### TASK PROMPT
Gather all lines in the entries below that include the word "Drag".

### DATA FOR THE TASK
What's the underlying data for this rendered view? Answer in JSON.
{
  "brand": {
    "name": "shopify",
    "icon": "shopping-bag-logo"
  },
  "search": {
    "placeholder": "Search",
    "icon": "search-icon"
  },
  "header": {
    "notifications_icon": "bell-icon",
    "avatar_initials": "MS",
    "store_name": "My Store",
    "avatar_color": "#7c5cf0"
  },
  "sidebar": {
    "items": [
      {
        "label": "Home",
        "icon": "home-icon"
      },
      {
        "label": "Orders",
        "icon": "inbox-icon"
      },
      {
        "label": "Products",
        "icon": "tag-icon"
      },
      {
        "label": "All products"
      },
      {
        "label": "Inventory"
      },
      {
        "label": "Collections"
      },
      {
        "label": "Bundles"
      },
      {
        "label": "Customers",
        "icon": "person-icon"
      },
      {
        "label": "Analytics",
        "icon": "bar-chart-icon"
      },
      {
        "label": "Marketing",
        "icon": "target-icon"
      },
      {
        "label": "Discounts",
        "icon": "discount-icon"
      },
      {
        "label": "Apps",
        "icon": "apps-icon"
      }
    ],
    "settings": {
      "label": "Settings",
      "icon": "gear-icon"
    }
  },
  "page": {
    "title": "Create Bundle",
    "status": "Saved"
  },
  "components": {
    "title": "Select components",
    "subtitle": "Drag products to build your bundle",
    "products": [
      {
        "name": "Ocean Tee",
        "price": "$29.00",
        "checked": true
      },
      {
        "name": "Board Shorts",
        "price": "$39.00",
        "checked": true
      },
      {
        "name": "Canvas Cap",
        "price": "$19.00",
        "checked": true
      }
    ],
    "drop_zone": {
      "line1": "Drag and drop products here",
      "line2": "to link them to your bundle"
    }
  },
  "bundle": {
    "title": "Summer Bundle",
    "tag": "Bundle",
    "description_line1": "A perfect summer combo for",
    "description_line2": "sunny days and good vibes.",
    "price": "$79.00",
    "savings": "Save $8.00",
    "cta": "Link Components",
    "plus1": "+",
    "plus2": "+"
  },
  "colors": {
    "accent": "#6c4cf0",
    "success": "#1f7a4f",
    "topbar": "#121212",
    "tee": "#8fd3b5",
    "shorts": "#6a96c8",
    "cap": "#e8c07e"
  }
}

### EXERCISE RESULT
    "subtitle": "Drag products to build your bundle",
      "line1": "Drag and drop products here",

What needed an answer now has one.